- To do
Select every line containing the word "untuk" from the material, and copy those lines.

========================

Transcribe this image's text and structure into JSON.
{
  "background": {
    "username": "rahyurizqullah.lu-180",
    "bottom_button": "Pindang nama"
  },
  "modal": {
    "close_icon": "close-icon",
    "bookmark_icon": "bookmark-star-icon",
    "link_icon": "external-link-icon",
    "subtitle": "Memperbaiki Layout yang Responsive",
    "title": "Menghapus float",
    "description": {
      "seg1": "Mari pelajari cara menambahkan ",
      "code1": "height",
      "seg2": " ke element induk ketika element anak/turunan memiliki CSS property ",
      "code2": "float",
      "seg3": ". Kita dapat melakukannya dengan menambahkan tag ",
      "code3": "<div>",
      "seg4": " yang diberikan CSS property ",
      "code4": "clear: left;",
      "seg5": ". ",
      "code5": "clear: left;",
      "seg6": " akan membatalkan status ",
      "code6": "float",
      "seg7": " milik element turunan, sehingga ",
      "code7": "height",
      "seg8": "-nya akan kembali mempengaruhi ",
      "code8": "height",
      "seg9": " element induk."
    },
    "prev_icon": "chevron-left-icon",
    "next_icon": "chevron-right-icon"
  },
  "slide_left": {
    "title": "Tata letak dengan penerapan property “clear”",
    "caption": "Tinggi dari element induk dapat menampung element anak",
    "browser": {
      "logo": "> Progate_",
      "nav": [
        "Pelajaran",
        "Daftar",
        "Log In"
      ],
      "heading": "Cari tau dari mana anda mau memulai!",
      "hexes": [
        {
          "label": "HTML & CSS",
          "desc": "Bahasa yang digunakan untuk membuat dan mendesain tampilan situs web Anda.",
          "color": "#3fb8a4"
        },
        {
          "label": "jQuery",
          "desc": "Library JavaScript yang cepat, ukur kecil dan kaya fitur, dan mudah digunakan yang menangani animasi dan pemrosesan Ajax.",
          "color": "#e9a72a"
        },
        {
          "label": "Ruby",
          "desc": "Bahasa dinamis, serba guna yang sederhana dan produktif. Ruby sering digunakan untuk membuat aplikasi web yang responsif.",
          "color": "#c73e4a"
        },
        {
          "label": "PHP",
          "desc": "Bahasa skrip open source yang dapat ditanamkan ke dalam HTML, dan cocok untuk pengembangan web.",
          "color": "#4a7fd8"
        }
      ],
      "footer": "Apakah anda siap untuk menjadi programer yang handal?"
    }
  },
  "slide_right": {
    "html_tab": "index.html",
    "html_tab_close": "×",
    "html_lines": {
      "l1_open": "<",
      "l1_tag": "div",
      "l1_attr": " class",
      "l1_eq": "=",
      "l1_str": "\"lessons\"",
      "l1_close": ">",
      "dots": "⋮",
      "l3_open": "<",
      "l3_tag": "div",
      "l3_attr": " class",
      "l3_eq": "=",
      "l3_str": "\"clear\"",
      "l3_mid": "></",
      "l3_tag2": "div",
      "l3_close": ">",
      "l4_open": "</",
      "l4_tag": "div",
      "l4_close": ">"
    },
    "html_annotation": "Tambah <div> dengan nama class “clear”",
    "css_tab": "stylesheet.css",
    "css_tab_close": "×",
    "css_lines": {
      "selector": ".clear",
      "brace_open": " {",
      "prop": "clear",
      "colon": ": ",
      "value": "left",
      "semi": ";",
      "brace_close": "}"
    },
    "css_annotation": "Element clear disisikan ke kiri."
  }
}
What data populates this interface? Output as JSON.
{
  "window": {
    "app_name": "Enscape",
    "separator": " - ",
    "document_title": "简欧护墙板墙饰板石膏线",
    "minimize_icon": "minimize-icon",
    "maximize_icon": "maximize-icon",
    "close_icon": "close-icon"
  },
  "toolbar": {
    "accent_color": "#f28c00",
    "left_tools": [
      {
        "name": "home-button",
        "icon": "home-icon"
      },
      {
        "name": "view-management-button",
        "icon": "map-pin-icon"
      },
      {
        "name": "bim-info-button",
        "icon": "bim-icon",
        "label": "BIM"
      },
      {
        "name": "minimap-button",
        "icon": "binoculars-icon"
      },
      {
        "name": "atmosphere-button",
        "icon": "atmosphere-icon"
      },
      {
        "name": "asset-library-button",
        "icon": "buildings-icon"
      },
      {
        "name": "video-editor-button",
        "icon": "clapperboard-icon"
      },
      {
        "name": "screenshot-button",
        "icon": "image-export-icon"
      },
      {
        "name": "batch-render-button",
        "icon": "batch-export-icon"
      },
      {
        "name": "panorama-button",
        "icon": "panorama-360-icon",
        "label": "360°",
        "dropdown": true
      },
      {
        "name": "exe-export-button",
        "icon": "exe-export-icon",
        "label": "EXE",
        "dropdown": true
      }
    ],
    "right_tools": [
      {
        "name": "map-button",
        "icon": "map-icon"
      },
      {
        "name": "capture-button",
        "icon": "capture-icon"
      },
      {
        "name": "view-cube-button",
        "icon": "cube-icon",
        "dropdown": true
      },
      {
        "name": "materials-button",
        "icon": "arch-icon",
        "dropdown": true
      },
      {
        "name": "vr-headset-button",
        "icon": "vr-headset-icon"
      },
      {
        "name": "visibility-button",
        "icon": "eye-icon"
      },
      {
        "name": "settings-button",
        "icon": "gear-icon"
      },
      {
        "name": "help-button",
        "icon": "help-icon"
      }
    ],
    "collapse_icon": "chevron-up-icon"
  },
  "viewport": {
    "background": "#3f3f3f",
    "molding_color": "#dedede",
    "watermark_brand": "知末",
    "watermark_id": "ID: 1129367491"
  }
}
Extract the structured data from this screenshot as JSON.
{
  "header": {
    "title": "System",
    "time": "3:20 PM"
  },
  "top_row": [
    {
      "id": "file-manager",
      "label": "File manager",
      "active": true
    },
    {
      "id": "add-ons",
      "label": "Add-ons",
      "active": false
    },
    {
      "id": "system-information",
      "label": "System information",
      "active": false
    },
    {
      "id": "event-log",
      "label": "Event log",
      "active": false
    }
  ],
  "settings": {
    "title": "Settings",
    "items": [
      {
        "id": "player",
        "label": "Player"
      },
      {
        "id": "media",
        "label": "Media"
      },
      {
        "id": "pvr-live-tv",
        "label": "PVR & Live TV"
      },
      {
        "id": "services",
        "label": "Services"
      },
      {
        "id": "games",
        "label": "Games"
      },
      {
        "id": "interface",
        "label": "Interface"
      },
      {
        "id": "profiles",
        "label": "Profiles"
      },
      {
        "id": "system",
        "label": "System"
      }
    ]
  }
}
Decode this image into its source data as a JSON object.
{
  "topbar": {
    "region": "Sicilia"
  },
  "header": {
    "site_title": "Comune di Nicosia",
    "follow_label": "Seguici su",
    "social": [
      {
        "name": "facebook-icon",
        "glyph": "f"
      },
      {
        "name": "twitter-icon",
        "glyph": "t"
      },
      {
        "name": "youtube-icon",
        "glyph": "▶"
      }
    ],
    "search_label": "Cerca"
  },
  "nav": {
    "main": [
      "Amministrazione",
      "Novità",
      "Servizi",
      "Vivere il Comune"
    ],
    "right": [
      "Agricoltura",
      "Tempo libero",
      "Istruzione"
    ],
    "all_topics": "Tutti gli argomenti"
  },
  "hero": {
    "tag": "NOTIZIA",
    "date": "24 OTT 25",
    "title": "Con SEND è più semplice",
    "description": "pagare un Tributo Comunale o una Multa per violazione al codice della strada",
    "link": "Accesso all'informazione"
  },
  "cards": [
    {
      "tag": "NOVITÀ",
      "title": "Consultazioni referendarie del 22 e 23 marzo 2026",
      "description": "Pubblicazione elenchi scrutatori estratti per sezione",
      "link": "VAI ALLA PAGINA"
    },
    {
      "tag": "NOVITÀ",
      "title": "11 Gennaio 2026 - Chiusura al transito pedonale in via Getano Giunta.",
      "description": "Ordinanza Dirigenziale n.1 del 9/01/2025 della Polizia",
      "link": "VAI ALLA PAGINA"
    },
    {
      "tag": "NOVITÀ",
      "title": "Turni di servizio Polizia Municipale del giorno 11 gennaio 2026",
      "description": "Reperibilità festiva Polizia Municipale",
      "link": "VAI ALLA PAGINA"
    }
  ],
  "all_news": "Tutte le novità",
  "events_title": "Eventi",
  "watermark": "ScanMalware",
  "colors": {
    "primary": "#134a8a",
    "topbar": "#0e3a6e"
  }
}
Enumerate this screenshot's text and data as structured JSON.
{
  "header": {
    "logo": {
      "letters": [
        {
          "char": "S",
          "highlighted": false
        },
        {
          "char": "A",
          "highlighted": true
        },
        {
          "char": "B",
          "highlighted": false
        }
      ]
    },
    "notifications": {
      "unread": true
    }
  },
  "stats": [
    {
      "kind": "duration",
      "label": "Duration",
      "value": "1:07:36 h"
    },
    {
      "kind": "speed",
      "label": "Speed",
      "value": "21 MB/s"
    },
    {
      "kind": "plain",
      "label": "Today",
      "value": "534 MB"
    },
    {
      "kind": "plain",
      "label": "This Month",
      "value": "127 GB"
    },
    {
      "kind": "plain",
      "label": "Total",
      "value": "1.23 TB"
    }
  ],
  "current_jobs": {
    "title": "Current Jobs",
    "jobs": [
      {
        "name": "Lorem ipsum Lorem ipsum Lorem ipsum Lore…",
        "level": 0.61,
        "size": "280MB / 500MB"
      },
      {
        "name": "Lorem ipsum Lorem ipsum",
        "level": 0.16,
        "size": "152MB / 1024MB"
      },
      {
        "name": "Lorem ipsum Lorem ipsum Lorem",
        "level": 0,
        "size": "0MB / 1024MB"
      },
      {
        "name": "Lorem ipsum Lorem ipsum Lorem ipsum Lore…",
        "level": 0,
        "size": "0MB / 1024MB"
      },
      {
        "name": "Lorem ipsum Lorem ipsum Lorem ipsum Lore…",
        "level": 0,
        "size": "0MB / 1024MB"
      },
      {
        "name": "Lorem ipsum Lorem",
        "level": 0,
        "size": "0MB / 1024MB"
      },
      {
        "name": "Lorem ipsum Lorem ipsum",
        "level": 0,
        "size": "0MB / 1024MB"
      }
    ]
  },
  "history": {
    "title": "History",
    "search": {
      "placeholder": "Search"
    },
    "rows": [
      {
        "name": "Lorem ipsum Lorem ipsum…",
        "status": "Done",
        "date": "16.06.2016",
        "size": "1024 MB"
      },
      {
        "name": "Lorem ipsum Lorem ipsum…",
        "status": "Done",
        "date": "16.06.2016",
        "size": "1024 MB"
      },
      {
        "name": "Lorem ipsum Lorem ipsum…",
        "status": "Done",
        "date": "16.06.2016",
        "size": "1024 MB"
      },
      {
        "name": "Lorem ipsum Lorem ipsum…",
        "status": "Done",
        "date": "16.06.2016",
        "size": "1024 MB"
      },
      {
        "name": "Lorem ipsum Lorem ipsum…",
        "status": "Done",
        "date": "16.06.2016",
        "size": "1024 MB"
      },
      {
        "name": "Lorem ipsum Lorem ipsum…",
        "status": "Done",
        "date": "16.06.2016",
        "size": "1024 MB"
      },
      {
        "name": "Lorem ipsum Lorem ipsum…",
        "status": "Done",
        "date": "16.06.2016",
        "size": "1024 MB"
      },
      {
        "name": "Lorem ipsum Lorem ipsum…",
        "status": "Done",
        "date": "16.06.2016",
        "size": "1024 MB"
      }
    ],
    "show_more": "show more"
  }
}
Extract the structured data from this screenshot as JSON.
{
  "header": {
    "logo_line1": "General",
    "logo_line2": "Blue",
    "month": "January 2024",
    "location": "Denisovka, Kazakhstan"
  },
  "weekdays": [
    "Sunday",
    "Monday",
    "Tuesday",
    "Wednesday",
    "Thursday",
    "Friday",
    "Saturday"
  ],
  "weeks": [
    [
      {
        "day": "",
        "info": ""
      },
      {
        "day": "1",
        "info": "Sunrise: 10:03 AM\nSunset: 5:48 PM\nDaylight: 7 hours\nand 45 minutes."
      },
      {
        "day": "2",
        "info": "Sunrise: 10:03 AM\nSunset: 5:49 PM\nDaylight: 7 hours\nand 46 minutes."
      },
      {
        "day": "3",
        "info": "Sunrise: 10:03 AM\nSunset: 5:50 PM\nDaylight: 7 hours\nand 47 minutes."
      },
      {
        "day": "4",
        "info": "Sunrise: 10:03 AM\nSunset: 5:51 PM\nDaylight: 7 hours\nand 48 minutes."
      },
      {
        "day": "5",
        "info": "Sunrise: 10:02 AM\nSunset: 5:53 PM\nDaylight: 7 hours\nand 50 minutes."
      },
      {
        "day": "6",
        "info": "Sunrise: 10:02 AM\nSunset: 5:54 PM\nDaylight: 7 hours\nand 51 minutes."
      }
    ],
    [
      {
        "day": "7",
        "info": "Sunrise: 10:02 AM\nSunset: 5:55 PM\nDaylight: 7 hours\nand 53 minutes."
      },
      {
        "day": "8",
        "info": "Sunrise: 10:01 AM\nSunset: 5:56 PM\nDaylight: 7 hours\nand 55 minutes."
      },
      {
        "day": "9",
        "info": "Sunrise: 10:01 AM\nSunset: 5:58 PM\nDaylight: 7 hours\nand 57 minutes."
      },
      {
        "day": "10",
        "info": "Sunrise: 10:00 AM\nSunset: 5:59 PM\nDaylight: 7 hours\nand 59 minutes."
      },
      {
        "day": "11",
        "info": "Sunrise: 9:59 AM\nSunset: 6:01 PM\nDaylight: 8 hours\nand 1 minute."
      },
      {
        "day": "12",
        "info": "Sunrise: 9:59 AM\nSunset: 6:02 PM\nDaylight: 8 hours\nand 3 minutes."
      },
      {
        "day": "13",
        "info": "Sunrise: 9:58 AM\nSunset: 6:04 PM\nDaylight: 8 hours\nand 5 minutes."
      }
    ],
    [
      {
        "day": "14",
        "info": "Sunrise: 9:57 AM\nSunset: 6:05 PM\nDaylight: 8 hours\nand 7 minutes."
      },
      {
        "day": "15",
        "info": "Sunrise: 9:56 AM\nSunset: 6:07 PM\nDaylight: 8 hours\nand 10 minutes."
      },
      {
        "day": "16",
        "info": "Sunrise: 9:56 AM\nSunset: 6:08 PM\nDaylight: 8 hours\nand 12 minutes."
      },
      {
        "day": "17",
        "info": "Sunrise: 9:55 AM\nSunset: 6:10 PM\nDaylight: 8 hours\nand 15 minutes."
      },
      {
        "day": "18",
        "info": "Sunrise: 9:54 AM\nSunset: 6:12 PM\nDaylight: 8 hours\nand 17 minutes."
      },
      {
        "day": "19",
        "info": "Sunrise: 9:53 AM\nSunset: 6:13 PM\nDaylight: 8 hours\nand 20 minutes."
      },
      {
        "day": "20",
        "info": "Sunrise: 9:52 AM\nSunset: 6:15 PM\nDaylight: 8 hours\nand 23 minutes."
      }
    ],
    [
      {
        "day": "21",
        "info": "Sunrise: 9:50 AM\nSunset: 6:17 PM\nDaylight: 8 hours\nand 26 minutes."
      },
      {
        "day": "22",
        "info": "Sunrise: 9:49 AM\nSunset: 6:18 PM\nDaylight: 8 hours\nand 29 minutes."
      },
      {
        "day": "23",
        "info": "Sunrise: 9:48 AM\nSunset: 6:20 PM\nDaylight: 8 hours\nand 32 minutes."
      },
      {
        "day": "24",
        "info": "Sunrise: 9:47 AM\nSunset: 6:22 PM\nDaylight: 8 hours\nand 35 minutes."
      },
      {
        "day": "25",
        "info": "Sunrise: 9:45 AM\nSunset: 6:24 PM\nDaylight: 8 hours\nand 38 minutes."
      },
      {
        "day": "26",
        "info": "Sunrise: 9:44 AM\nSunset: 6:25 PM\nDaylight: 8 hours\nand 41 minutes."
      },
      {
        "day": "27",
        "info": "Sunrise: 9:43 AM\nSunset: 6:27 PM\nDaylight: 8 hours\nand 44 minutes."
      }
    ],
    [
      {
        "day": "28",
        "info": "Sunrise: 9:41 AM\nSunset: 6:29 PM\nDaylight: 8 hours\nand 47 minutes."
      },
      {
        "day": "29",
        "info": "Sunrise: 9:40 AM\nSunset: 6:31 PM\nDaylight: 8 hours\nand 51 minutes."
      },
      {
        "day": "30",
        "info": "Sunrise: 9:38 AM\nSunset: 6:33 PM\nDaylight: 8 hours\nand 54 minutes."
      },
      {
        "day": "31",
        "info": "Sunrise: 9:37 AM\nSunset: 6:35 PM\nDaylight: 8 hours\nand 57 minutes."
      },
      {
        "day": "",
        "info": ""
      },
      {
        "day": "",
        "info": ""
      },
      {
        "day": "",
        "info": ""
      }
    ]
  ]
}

========================

- Output for this task
          "desc": "Bahasa yang digunakan untuk membuat dan mendesain tampilan situs web Anda.",
          "desc": "Bahasa dinamis, serba guna yang sederhana dan produktif. Ruby sering digunakan untuk membuat aplikasi web yang responsif.",
          "desc": "Bahasa skrip open source yang dapat ditanamkan ke dalam HTML, dan cocok untuk pengembangan web.",
      "footer": "Apakah anda siap untuk menjadi programer yang handal?"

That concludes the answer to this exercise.